Records for this exercise »

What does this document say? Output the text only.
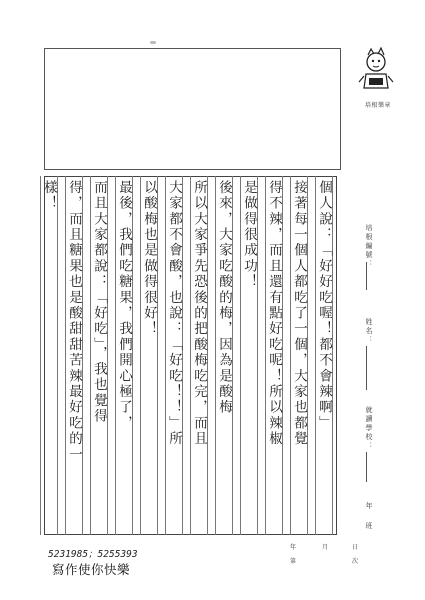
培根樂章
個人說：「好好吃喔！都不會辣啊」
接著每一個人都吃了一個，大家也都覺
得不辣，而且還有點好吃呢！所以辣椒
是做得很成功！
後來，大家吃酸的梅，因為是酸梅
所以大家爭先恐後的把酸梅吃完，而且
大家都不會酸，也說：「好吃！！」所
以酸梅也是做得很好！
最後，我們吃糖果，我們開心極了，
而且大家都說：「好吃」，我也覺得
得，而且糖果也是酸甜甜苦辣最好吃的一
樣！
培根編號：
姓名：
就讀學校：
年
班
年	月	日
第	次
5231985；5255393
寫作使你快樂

...

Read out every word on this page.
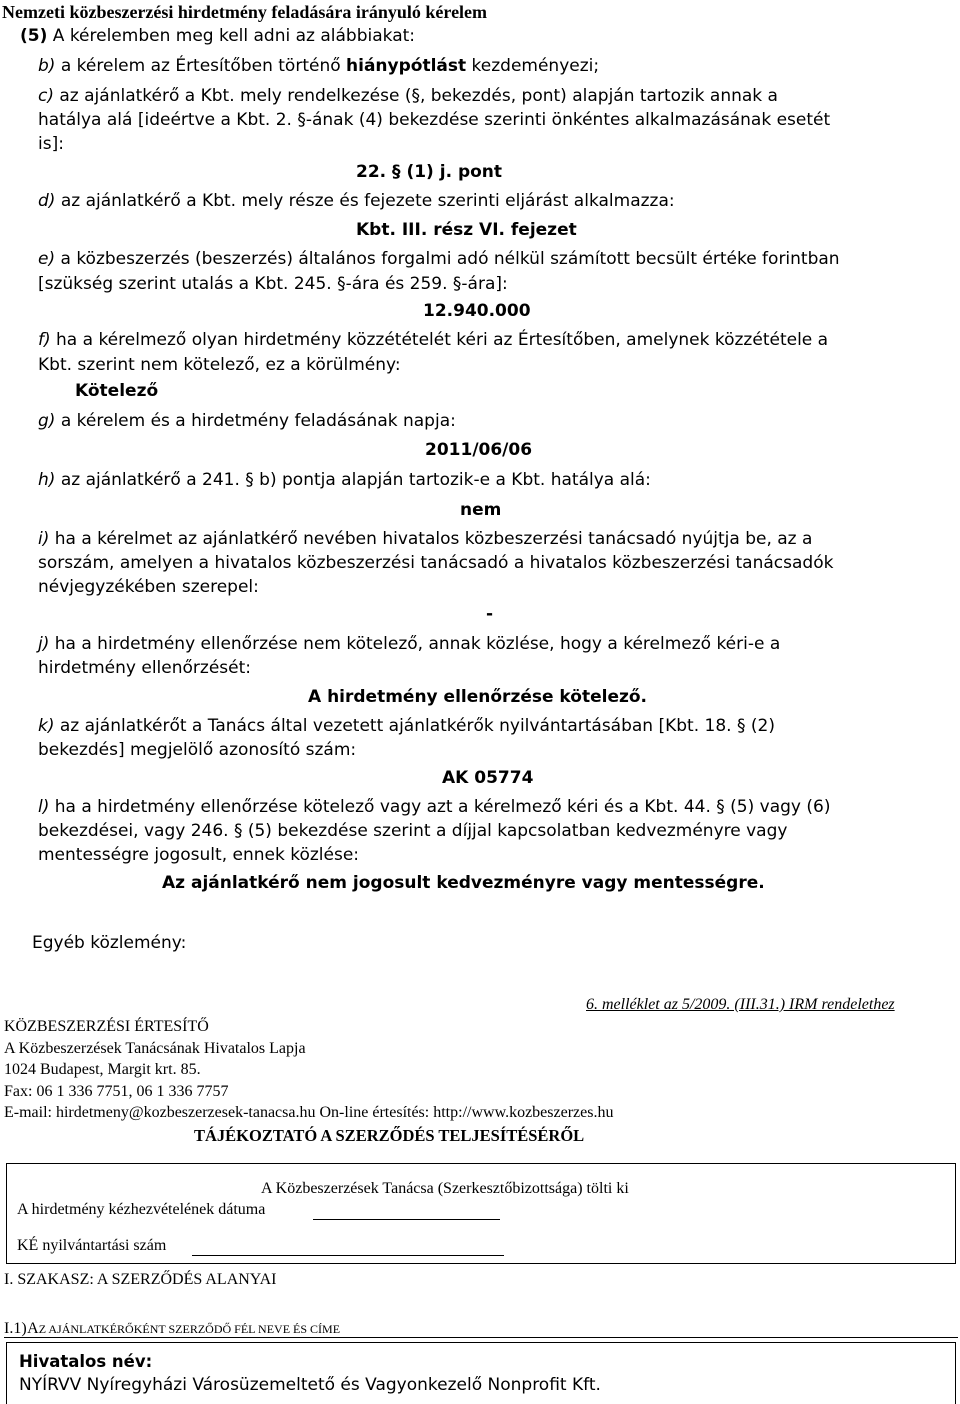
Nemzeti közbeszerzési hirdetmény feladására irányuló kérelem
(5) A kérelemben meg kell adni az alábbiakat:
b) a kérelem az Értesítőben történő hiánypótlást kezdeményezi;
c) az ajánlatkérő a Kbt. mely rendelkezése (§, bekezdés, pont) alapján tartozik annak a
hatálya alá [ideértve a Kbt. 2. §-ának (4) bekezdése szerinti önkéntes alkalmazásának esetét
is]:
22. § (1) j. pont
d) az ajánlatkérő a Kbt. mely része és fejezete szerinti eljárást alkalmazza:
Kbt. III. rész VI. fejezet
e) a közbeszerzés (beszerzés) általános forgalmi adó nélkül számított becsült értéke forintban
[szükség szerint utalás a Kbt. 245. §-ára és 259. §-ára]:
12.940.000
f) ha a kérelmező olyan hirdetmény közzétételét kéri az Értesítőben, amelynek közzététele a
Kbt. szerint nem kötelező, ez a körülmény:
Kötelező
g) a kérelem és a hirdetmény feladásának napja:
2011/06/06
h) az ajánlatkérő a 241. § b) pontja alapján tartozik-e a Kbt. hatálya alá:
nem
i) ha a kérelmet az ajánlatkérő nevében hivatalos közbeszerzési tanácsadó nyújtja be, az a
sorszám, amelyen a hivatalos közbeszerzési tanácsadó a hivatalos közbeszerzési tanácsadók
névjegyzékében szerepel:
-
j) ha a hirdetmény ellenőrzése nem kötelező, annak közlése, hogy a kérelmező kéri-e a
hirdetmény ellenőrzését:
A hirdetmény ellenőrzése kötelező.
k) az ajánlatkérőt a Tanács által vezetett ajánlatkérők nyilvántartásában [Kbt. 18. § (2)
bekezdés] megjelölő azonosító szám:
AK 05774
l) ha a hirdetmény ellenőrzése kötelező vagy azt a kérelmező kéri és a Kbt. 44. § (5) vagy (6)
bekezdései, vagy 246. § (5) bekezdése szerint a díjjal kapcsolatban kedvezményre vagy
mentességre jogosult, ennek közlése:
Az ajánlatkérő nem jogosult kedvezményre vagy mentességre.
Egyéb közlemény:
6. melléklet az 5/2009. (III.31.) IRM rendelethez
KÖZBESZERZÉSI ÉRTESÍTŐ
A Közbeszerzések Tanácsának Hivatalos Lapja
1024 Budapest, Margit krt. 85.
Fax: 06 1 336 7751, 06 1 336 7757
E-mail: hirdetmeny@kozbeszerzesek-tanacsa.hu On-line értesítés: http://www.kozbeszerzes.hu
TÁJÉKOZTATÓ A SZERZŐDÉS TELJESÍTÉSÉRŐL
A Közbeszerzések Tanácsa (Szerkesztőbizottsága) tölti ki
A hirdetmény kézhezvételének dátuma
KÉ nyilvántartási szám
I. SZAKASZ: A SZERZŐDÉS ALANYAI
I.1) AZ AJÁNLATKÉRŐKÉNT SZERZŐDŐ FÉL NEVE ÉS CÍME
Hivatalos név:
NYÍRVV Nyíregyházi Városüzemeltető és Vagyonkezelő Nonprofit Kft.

...

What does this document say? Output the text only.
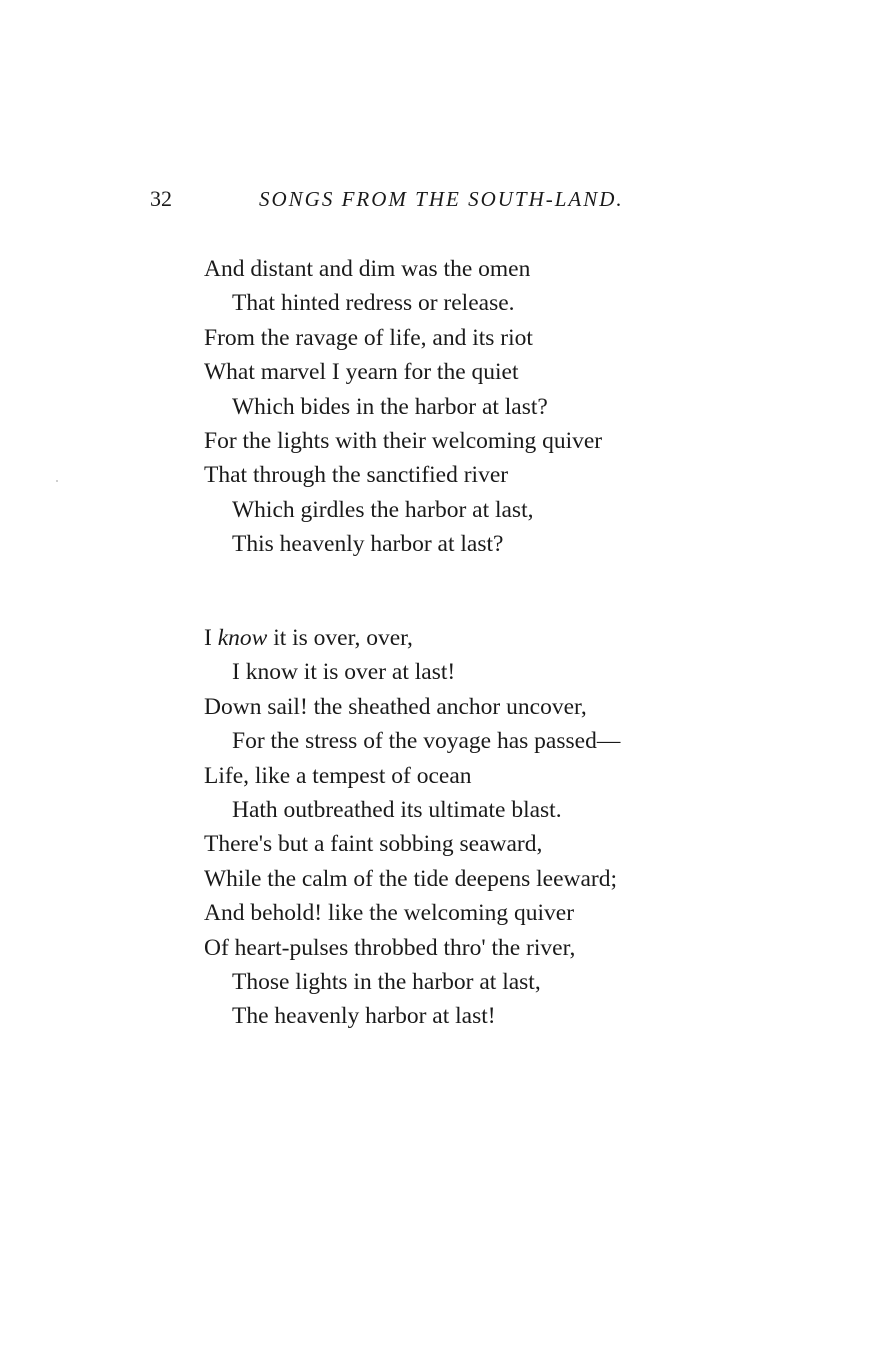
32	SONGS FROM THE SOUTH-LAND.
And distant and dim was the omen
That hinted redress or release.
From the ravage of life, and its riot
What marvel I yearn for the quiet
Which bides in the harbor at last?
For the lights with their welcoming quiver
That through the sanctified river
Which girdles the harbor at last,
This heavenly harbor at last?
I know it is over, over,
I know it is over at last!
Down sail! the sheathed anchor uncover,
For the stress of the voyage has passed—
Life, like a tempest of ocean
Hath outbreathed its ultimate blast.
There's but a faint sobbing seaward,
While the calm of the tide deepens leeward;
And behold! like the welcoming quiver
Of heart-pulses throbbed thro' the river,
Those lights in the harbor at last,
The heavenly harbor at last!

The request » Look through the material above. Copy each line where the word "ellenőrzése" appears.

The result »
j) ha a hirdetmény ellenőrzése nem kötelező, annak közlése, hogy a kérelmező kéri-e a
A hirdetmény ellenőrzése kötelező.
l) ha a hirdetmény ellenőrzése kötelező vagy azt a kérelmező kéri és a Kbt. 44. § (5) vagy (6)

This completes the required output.